### WHAT YOU ARE ASKED TO DO
Report how many lines of the entries below contain the word "Answer", and nothing more.

Source records
>> START

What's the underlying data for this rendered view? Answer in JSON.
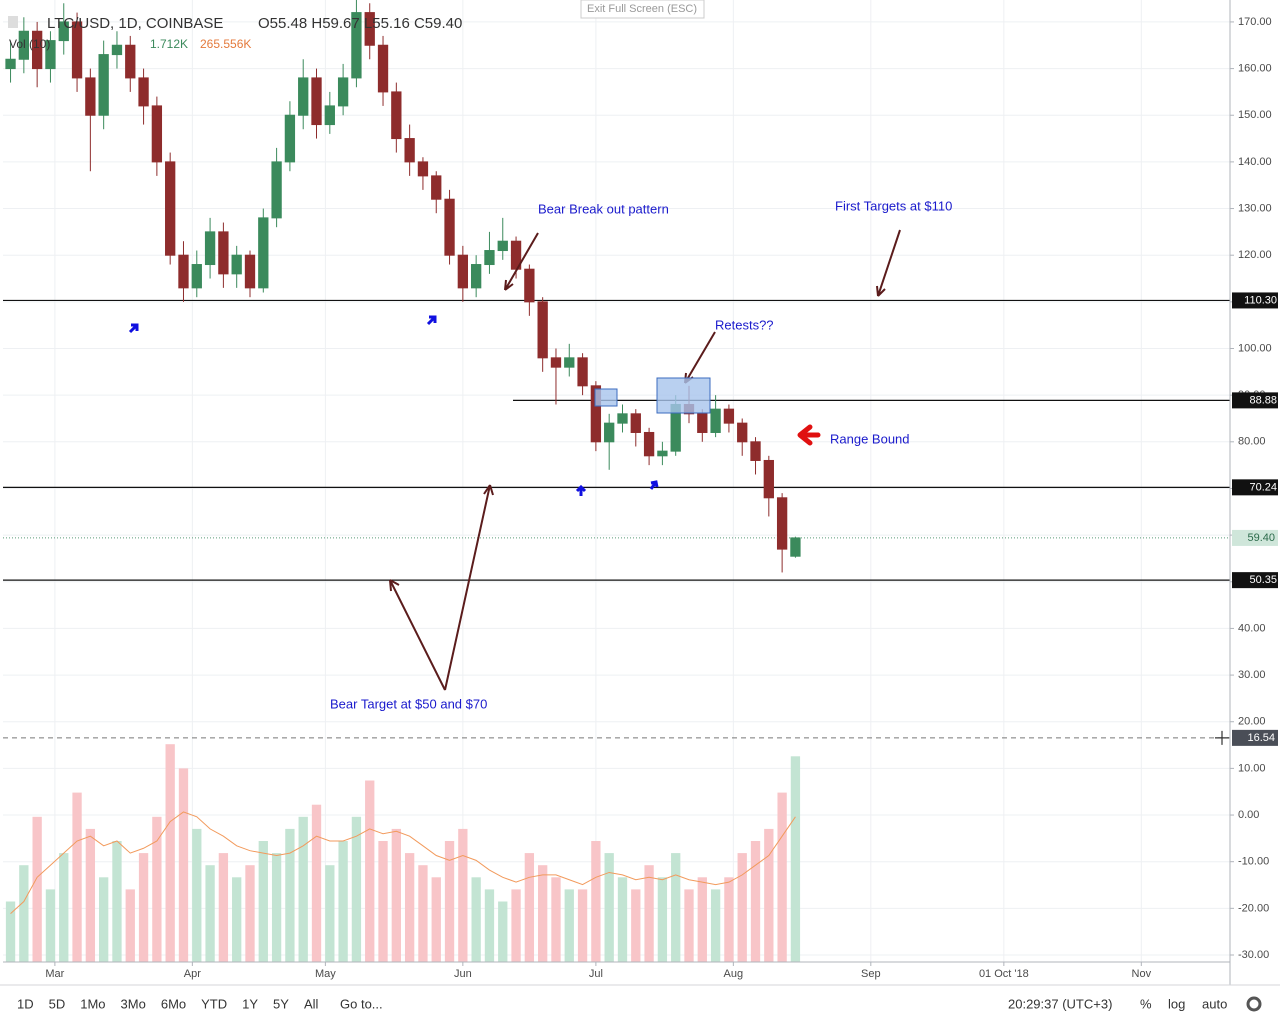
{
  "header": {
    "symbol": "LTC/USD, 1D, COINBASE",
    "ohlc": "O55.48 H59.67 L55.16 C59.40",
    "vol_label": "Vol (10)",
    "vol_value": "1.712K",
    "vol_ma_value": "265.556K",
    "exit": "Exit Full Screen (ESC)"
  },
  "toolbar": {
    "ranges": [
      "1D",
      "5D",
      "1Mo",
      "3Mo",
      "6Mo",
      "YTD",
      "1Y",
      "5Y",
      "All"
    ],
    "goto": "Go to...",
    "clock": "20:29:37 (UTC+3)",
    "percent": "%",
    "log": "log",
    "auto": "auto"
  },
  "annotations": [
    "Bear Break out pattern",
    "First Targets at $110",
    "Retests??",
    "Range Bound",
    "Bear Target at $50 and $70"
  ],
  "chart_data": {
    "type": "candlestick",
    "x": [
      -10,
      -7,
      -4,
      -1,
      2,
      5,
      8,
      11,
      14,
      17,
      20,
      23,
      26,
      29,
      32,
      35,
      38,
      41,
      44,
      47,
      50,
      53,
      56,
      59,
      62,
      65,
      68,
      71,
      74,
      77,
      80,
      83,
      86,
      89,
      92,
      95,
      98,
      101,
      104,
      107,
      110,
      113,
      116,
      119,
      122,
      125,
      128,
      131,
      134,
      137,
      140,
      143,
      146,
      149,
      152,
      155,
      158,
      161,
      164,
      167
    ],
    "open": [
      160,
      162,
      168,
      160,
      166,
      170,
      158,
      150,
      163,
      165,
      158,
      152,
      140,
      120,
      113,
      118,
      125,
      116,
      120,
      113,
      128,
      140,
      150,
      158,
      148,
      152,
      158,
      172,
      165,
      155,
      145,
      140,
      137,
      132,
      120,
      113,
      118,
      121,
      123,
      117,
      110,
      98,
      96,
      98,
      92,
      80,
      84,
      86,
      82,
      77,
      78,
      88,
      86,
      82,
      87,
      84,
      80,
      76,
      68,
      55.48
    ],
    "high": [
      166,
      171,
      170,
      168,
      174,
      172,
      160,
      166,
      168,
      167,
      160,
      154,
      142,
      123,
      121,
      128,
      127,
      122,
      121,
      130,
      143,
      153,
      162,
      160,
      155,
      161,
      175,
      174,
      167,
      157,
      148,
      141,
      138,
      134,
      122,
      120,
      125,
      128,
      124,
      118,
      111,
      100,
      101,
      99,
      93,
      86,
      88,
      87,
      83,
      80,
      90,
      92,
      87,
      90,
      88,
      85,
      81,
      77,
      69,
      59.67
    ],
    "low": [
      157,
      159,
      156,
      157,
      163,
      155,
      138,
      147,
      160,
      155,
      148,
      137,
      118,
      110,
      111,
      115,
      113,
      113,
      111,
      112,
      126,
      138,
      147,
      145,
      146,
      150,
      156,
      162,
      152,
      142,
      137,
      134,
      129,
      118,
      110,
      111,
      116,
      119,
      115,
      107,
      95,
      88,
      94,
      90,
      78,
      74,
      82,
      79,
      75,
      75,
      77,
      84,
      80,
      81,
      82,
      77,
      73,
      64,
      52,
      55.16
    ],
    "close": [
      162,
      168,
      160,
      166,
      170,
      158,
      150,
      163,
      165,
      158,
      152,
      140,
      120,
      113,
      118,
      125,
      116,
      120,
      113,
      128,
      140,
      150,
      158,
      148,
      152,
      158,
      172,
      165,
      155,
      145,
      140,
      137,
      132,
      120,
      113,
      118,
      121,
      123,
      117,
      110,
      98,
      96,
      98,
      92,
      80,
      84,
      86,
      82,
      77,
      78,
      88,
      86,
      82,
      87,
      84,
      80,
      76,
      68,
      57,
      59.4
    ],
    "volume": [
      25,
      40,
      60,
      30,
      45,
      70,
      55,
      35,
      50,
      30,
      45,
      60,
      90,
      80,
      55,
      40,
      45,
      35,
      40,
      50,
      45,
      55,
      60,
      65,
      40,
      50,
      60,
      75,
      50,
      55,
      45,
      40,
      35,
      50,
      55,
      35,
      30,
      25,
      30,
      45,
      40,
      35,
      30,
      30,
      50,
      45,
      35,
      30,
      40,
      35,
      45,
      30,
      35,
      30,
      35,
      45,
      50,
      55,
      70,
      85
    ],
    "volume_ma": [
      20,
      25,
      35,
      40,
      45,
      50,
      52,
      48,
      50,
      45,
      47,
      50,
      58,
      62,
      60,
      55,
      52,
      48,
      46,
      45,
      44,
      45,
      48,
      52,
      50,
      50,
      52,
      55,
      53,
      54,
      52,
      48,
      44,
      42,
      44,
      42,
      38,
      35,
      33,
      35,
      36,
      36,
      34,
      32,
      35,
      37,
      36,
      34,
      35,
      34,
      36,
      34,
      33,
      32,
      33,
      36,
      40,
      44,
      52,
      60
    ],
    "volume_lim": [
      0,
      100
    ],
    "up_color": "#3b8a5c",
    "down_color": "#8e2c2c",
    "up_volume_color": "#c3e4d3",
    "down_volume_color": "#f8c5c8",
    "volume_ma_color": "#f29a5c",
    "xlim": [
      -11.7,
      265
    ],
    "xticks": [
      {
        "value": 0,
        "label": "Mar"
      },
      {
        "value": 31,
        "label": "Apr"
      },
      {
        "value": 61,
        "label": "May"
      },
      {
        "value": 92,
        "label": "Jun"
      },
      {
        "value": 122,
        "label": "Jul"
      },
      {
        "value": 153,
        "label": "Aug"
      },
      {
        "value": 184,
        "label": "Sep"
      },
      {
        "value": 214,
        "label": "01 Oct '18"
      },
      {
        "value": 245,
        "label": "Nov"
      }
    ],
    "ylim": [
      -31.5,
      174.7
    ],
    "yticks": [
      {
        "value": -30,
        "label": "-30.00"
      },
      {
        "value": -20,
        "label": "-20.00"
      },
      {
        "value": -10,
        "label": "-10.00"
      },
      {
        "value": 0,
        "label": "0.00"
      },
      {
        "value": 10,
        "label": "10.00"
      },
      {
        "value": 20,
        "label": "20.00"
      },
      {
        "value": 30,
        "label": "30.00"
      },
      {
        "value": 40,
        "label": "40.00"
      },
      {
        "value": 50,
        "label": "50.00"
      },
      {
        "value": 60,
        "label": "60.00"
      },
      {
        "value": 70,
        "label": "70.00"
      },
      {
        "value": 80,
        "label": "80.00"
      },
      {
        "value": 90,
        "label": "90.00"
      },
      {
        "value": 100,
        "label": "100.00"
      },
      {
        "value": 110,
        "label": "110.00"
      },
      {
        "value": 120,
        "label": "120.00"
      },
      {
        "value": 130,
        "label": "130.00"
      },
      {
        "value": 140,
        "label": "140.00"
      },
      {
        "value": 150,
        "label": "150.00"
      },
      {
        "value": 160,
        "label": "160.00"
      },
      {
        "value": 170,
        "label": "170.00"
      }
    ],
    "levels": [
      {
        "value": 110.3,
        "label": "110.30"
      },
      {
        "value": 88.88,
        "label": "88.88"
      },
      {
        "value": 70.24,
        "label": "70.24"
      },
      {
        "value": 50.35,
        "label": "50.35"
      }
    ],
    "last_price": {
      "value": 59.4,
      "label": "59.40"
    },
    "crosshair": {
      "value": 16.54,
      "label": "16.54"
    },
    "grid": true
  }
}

>> END
>> START

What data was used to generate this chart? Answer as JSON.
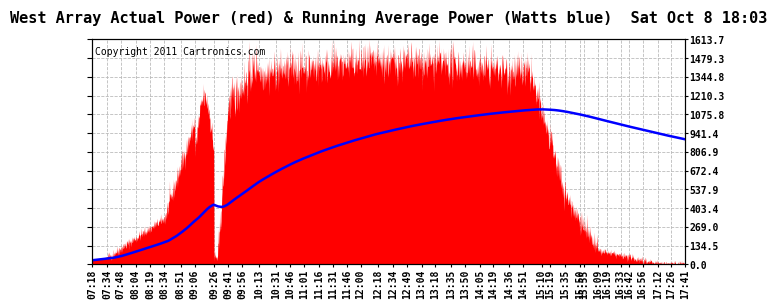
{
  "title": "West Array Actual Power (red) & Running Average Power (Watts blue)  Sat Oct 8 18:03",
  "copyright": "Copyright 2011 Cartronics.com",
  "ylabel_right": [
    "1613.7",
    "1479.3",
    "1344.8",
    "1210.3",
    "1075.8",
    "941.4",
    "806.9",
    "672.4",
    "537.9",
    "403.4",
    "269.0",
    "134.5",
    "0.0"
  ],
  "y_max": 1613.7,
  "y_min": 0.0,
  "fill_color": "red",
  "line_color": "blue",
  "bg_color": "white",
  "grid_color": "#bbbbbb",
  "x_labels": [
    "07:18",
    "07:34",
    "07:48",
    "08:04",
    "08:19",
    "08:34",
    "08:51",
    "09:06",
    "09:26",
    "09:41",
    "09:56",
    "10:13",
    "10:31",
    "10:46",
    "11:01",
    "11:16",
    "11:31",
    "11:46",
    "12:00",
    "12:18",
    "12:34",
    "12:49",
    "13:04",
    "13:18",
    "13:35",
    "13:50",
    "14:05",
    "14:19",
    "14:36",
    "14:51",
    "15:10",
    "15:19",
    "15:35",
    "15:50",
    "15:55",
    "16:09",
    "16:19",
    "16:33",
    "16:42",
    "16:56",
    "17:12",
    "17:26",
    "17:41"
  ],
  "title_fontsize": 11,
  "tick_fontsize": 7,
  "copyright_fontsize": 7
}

>> END

### EXPECTED OUTPUT
2